-- Start Provided entries --
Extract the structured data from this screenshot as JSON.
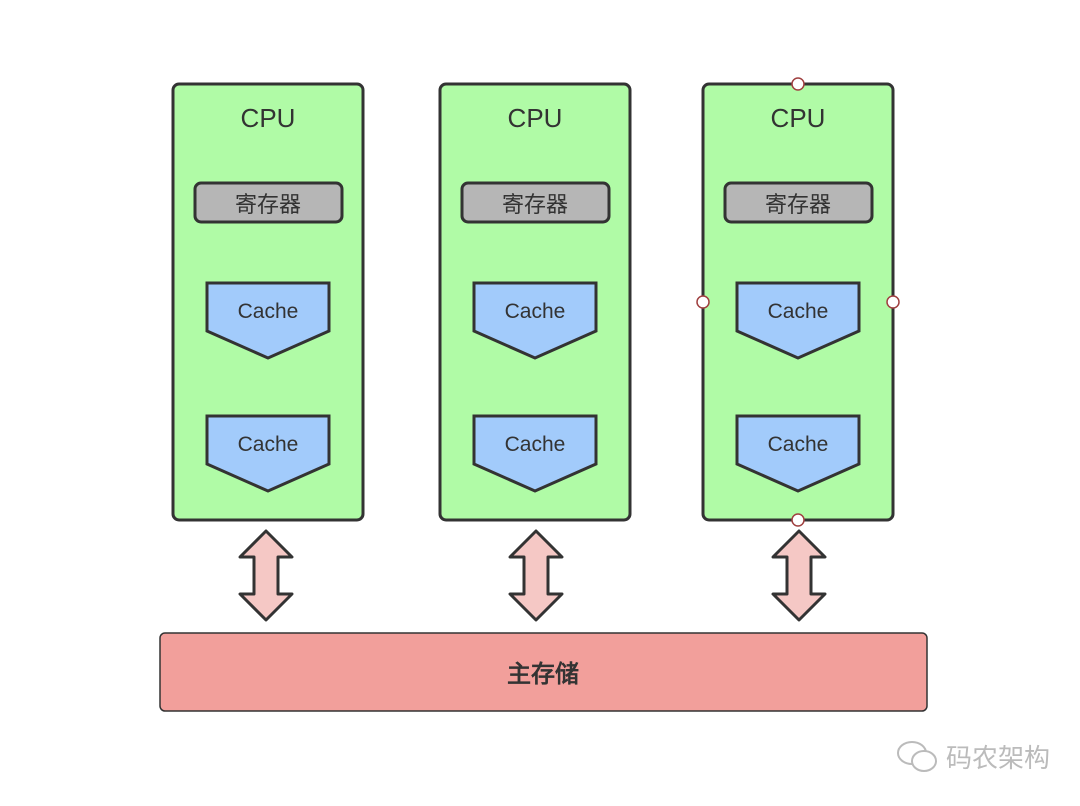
{
  "cpus": [
    {
      "label": "CPU",
      "register": "寄存器",
      "caches": [
        "Cache",
        "Cache"
      ]
    },
    {
      "label": "CPU",
      "register": "寄存器",
      "caches": [
        "Cache",
        "Cache"
      ]
    },
    {
      "label": "CPU",
      "register": "寄存器",
      "caches": [
        "Cache",
        "Cache"
      ]
    }
  ],
  "main_memory": "主存储",
  "watermark": "码农架构",
  "colors": {
    "cpu": "#b0fba6",
    "register": "#b6b6b6",
    "cache": "#a2cbfb",
    "arrow": "#f5c8c5",
    "memory": "#f29f9b",
    "stroke": "#333333",
    "handle": "#a04040"
  },
  "selected_cpu_index": 2
}
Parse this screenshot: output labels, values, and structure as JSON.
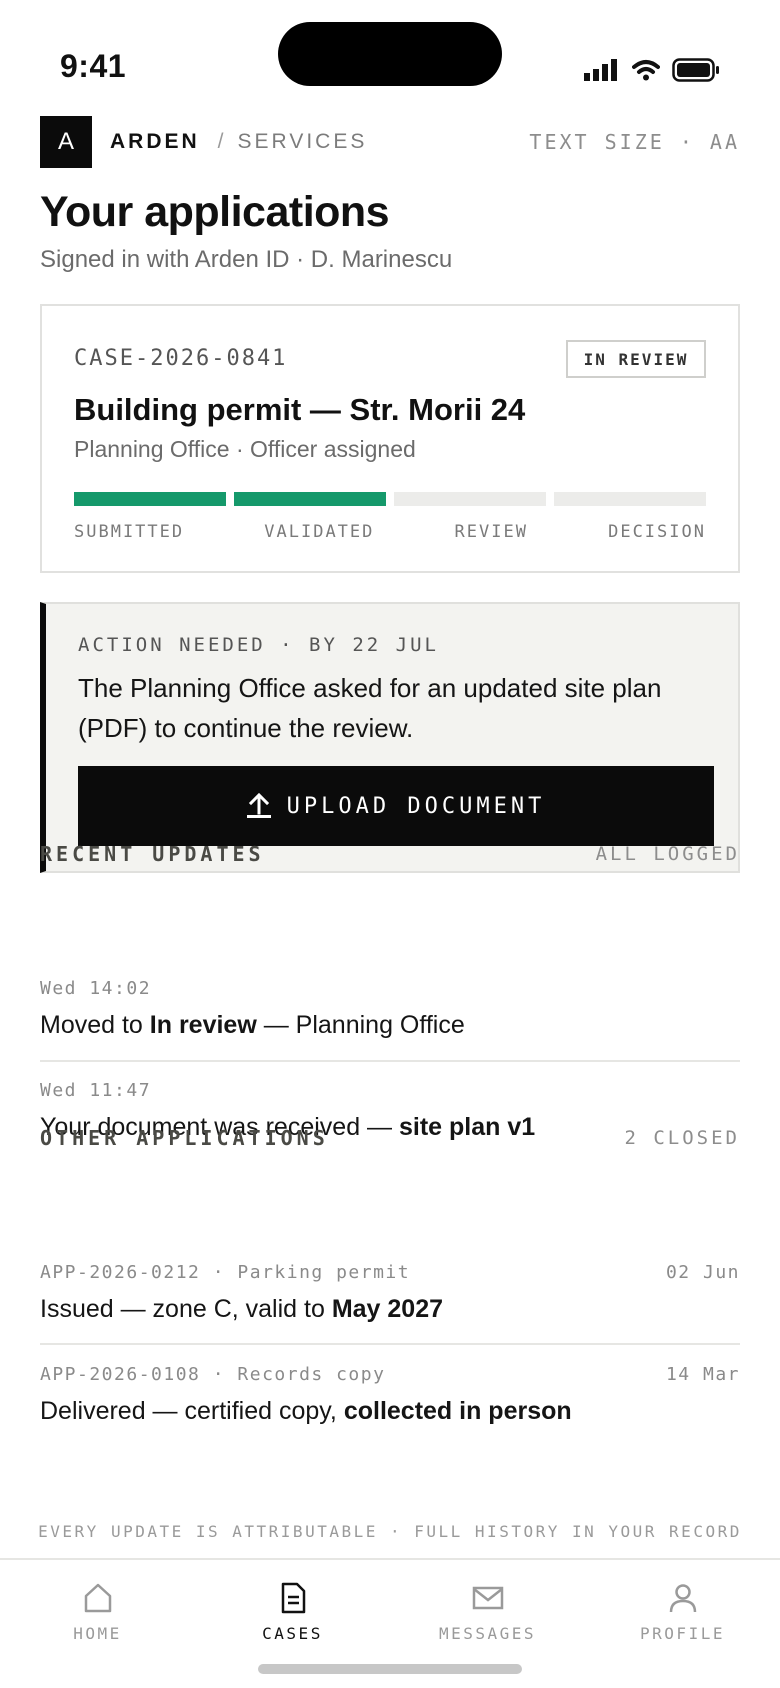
{
  "status_bar": {
    "time": "9:41"
  },
  "header": {
    "logo_letter": "A",
    "brand": "ARDEN",
    "separator": "/",
    "section": "SERVICES",
    "text_size": "TEXT SIZE · AA"
  },
  "page": {
    "title": "Your applications",
    "subtitle": "Signed in with Arden ID · D. Marinescu"
  },
  "case": {
    "id": "CASE-2026-0841",
    "status": "IN REVIEW",
    "title": "Building permit — Str. Morii 24",
    "meta": "Planning Office · Officer assigned",
    "steps": [
      "SUBMITTED",
      "VALIDATED",
      "REVIEW",
      "DECISION"
    ],
    "completed_steps": 2,
    "colors": {
      "progress_done": "#15996b",
      "progress_pending": "#ececea"
    }
  },
  "action": {
    "label": "ACTION NEEDED · BY 22 JUL",
    "text": "The Planning Office asked for an updated site plan (PDF) to continue the review.",
    "button_label": "UPLOAD DOCUMENT",
    "button_icon": "upload-icon"
  },
  "recent_updates": {
    "title": "RECENT UPDATES",
    "link": "ALL LOGGED",
    "items": [
      {
        "time": "Wed 14:02",
        "pre": "Moved to ",
        "bold": "In review",
        "post": " — Planning Office"
      },
      {
        "time": "Wed 11:47",
        "pre": "Your document was received — ",
        "bold": "site plan v1",
        "post": ""
      }
    ]
  },
  "other_applications": {
    "title": "OTHER APPLICATIONS",
    "link": "2 CLOSED",
    "items": [
      {
        "ref": "APP-2026-0212 · Parking permit",
        "date": "02 Jun",
        "pre": "Issued — zone C, valid to ",
        "bold": "May 2027"
      },
      {
        "ref": "APP-2026-0108 · Records copy",
        "date": "14 Mar",
        "pre": "Delivered — certified copy, ",
        "bold": "collected in person"
      }
    ]
  },
  "footer_note": "EVERY UPDATE IS ATTRIBUTABLE · FULL HISTORY IN YOUR RECORD",
  "tabs": [
    {
      "label": "HOME",
      "icon": "home-icon"
    },
    {
      "label": "CASES",
      "icon": "document-icon",
      "active": true
    },
    {
      "label": "MESSAGES",
      "icon": "mail-icon"
    },
    {
      "label": "PROFILE",
      "icon": "person-icon"
    }
  ]
}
-- End Provided entries --
» Task requirements: Using the material above, state how many lines include the string "copy". Answer with a single number.

» Result of this exercise: 2